Directions for this task: Go through the listing beneath this task and return every line that carries the string "Comunión".

Listed records:
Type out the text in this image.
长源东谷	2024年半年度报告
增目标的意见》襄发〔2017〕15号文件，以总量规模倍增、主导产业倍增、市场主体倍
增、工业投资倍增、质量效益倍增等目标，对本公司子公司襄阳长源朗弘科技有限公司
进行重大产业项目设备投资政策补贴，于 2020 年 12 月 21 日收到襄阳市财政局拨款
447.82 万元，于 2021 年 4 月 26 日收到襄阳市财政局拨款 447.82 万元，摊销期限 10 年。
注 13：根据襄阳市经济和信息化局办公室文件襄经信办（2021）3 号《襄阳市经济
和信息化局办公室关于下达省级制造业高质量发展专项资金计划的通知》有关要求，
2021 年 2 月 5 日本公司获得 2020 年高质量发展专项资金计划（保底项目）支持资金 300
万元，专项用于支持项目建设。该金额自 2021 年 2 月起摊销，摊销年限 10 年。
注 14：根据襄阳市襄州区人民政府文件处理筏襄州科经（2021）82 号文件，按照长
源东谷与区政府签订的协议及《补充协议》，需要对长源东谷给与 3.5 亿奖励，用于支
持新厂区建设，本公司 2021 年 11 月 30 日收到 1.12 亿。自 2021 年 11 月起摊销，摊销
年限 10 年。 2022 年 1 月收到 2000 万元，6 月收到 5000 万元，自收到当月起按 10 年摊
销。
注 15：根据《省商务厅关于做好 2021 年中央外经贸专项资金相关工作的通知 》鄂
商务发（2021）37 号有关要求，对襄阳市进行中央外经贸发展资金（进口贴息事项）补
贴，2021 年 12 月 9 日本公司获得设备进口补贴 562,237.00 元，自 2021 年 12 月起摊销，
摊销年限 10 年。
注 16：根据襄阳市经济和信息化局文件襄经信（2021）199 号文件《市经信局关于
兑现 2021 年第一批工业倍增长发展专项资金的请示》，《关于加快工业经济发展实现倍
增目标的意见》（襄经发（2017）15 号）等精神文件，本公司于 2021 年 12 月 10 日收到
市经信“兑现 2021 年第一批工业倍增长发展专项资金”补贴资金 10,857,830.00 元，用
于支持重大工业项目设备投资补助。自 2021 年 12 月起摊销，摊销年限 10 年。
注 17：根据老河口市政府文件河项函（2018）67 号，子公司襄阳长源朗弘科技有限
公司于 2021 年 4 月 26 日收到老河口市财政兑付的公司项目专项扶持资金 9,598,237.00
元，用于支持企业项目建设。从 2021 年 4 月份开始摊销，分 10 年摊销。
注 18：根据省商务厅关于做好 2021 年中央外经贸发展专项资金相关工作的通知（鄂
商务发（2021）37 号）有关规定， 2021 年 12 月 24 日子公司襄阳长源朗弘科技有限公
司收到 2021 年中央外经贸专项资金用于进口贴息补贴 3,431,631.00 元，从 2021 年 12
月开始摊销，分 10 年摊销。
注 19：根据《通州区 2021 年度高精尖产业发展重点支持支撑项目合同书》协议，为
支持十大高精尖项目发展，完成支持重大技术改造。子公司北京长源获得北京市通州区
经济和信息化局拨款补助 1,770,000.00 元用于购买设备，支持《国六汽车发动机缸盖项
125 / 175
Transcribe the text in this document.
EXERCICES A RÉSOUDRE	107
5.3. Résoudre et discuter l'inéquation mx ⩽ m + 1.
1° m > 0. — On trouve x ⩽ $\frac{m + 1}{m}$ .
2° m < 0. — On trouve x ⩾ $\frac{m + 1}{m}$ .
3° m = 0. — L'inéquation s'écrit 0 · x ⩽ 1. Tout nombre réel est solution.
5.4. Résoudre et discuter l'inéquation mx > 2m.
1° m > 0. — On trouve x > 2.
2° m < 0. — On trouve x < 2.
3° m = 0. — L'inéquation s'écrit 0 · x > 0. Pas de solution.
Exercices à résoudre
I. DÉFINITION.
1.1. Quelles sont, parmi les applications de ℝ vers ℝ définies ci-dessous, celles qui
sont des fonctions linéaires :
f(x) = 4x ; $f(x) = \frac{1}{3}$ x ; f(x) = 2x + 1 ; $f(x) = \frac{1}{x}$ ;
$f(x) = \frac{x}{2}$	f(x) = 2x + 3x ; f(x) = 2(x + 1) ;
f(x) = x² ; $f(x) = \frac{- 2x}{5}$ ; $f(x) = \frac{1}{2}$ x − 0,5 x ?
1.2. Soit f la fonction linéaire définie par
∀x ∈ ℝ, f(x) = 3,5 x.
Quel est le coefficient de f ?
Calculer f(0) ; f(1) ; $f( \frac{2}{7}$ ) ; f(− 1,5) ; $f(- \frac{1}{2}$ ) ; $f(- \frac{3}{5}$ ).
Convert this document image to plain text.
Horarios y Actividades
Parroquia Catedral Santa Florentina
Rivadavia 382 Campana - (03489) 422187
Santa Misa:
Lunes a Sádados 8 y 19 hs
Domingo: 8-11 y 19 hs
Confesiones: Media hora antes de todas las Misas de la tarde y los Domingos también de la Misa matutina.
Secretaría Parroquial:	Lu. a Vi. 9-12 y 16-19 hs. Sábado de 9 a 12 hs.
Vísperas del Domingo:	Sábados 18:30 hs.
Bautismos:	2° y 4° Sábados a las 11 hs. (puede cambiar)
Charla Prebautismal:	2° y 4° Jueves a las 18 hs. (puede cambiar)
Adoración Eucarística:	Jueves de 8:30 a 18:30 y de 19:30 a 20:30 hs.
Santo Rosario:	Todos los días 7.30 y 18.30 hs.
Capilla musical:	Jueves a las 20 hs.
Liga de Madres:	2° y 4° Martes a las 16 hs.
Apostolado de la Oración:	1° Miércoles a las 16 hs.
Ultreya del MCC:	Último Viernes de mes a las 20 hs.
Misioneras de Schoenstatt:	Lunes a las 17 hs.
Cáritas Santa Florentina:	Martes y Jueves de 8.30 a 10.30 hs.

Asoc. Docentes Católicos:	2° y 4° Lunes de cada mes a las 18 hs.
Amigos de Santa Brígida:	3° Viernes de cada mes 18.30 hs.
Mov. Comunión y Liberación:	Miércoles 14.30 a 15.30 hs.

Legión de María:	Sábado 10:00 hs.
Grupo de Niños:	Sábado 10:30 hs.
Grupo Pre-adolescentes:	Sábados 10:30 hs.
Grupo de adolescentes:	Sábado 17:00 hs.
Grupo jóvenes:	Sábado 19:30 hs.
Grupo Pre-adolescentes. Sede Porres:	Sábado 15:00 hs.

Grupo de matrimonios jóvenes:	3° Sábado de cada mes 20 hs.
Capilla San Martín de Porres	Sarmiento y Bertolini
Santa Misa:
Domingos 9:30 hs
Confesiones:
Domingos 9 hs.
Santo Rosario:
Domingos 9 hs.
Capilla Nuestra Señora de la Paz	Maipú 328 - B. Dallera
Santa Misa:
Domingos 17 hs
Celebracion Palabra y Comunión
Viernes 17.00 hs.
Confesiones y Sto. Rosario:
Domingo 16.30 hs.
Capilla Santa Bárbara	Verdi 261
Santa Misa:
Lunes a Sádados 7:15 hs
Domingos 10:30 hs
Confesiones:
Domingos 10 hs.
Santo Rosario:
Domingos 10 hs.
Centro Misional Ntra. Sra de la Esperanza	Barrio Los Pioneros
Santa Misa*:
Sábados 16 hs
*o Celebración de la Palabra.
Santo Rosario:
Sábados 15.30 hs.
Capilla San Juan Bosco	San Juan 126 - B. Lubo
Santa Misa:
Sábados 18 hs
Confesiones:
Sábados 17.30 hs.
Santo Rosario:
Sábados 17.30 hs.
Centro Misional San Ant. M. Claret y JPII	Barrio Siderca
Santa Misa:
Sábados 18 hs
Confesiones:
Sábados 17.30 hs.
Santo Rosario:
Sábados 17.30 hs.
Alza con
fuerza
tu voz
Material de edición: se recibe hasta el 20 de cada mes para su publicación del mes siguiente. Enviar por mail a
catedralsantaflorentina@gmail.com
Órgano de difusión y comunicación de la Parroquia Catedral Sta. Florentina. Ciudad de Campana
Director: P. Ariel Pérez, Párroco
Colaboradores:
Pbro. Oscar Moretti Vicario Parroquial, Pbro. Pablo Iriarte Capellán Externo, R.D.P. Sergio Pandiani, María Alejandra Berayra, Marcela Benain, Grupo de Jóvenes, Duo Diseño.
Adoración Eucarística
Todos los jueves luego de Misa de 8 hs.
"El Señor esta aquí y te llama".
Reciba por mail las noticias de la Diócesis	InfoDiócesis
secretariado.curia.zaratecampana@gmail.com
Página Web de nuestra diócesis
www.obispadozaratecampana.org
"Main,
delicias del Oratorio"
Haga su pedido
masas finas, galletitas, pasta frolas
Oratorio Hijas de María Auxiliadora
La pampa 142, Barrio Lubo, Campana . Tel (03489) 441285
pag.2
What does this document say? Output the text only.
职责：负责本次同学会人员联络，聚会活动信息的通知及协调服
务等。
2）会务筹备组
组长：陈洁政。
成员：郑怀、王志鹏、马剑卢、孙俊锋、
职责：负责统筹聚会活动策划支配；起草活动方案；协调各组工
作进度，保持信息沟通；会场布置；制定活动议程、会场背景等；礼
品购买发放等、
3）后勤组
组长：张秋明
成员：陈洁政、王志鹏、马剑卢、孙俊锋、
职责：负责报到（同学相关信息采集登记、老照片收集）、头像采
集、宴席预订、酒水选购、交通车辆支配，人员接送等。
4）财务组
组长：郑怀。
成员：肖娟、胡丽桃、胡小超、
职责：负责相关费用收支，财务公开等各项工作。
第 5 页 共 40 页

Solved problem:
Mov. Comunión y Liberación:	Miércoles 14.30 a 15.30 hs.
Celebracion Palabra y Comunión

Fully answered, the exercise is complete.